#### [What needs to be done]
Output every line of the entries from the line containing "Decode this image" through the last, exactly, with no other content.

━━ Records to process ━━

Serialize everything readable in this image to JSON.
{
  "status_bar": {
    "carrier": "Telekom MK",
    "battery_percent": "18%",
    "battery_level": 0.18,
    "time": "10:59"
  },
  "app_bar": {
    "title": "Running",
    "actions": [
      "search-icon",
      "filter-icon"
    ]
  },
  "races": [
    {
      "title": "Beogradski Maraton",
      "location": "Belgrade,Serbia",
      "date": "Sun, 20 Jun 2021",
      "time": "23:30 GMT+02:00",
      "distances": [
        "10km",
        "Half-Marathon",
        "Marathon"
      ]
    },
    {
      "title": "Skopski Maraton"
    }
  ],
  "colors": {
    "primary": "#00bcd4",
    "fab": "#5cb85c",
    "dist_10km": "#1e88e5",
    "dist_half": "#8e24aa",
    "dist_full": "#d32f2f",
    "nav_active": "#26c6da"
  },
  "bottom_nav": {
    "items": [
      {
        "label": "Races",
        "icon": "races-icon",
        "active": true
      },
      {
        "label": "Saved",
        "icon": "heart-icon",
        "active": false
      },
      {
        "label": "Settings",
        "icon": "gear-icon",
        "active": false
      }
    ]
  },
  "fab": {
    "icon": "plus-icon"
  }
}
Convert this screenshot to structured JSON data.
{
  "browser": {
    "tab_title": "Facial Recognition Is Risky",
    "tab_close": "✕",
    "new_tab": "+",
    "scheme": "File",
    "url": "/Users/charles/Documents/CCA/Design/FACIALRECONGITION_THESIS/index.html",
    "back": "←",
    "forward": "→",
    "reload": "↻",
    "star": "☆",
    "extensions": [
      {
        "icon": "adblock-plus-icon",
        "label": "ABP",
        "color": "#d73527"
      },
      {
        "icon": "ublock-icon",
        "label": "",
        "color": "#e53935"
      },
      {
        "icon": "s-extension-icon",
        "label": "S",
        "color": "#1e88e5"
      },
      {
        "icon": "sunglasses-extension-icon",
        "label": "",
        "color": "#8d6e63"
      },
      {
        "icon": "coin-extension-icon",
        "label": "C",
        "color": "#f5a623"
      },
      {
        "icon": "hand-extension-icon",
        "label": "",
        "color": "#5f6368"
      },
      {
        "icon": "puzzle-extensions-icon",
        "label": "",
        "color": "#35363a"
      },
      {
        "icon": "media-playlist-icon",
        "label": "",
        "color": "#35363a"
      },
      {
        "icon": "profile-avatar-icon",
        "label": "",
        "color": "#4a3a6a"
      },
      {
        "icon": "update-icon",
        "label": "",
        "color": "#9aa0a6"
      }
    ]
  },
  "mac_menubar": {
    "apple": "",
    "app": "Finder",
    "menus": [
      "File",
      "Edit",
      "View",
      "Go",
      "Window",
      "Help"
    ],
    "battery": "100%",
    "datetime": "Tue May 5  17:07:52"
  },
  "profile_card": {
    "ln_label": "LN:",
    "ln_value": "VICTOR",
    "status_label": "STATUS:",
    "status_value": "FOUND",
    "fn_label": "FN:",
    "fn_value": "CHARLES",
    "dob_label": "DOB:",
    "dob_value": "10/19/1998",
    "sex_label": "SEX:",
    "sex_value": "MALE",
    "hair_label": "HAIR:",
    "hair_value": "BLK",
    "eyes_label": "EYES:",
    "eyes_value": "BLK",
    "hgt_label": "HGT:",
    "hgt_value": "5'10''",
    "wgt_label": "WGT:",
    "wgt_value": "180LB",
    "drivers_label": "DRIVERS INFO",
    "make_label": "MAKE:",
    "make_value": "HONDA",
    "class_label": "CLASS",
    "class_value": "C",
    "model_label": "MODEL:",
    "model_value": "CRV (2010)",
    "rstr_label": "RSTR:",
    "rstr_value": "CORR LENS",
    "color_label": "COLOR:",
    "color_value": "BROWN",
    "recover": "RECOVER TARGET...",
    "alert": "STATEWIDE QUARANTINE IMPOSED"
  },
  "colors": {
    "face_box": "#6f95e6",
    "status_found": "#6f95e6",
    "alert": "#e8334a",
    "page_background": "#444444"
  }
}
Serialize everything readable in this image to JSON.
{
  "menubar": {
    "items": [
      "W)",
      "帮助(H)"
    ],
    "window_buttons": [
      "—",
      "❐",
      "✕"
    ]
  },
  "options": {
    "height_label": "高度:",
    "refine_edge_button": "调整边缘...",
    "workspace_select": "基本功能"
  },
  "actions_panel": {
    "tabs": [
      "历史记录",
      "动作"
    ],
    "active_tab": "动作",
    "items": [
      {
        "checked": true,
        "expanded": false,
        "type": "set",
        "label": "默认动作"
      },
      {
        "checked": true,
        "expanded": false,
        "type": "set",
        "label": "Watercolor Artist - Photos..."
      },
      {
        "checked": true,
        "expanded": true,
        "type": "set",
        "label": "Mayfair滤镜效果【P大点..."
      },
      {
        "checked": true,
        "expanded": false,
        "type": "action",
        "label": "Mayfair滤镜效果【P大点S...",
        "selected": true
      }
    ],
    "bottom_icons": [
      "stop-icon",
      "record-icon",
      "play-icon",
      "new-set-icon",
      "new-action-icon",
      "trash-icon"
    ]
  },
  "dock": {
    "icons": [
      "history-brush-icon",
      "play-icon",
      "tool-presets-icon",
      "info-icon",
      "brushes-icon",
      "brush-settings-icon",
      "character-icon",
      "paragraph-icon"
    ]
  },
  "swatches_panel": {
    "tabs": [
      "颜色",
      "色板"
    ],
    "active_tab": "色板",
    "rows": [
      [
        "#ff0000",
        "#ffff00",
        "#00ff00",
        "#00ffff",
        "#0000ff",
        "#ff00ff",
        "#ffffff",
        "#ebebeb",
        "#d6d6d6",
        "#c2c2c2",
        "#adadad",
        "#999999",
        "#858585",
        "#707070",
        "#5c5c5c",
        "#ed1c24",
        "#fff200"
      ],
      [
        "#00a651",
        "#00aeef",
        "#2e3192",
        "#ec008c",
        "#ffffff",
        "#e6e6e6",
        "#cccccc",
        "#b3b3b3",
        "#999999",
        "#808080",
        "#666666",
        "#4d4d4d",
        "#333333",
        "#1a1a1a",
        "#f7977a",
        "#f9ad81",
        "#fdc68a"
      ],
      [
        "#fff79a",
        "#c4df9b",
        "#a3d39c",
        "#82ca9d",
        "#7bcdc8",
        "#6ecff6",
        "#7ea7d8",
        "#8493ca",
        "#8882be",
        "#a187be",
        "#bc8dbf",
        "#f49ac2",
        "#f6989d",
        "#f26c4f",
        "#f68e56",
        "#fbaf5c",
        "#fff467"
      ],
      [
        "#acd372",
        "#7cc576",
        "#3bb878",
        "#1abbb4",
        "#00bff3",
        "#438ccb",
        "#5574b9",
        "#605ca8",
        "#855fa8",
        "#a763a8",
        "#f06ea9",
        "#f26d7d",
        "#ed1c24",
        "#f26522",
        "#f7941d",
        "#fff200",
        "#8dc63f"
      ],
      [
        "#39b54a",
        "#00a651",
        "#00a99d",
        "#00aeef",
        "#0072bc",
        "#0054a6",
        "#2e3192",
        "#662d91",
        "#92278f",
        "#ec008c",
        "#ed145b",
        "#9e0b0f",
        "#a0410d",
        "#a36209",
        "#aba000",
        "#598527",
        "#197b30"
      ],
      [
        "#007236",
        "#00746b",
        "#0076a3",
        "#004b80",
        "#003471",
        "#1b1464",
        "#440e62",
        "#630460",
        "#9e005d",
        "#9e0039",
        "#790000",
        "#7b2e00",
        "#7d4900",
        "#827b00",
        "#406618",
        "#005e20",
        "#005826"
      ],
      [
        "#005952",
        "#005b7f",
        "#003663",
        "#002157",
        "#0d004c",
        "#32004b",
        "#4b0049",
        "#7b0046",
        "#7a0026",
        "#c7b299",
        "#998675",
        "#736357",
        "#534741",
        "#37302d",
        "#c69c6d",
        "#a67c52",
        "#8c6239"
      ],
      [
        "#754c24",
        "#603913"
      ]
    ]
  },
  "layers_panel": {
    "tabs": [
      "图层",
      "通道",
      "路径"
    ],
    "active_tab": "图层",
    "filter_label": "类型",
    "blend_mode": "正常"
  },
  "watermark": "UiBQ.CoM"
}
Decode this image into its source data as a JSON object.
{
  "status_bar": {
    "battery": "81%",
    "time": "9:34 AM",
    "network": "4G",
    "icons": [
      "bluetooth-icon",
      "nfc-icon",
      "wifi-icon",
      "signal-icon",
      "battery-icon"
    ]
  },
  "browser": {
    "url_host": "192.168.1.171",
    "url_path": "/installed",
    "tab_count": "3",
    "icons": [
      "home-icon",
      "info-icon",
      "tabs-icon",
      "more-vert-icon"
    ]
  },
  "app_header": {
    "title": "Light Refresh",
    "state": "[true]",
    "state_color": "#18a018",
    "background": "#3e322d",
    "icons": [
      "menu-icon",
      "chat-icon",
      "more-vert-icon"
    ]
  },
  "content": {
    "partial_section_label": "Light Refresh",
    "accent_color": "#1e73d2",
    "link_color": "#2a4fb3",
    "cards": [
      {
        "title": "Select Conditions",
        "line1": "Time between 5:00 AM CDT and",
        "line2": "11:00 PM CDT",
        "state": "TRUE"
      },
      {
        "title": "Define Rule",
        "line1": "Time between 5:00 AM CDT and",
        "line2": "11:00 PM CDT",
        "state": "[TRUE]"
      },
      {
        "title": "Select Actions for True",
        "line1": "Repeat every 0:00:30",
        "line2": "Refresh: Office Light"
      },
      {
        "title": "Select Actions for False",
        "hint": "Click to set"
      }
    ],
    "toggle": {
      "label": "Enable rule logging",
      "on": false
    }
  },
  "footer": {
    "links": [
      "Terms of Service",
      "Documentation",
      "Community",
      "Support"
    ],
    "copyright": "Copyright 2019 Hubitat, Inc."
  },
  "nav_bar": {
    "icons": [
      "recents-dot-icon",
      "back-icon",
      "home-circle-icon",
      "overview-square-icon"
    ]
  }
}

━━━

#### [Exercise solution]
Decode this image into its source data as a JSON object.
{
  "status_bar": {
    "battery": "81%",
    "time": "9:34 AM",
    "network": "4G",
    "icons": [
      "bluetooth-icon",
      "nfc-icon",
      "wifi-icon",
      "signal-icon",
      "battery-icon"
    ]
  },
  "browser": {
    "url_host": "192.168.1.171",
    "url_path": "/installed",
    "tab_count": "3",
    "icons": [
      "home-icon",
      "info-icon",
      "tabs-icon",
      "more-vert-icon"
    ]
  },
  "app_header": {
    "title": "Light Refresh",
    "state": "[true]",
    "state_color": "#18a018",
    "background": "#3e322d",
    "icons": [
      "menu-icon",
      "chat-icon",
      "more-vert-icon"
    ]
  },
  "content": {
    "partial_section_label": "Light Refresh",
    "accent_color": "#1e73d2",
    "link_color": "#2a4fb3",
    "cards": [
      {
        "title": "Select Conditions",
        "line1": "Time between 5:00 AM CDT and",
        "line2": "11:00 PM CDT",
        "state": "TRUE"
      },
      {
        "title": "Define Rule",
        "line1": "Time between 5:00 AM CDT and",
        "line2": "11:00 PM CDT",
        "state": "[TRUE]"
      },
      {
        "title": "Select Actions for True",
        "line1": "Repeat every 0:00:30",
        "line2": "Refresh: Office Light"
      },
      {
        "title": "Select Actions for False",
        "hint": "Click to set"
      }
    ],
    "toggle": {
      "label": "Enable rule logging",
      "on": false
    }
  },
  "footer": {
    "links": [
      "Terms of Service",
      "Documentation",
      "Community",
      "Support"
    ],
    "copyright": "Copyright 2019 Hubitat, Inc."
  },
  "nav_bar": {
    "icons": [
      "recents-dot-icon",
      "back-icon",
      "home-circle-icon",
      "overview-square-icon"
    ]
  }
}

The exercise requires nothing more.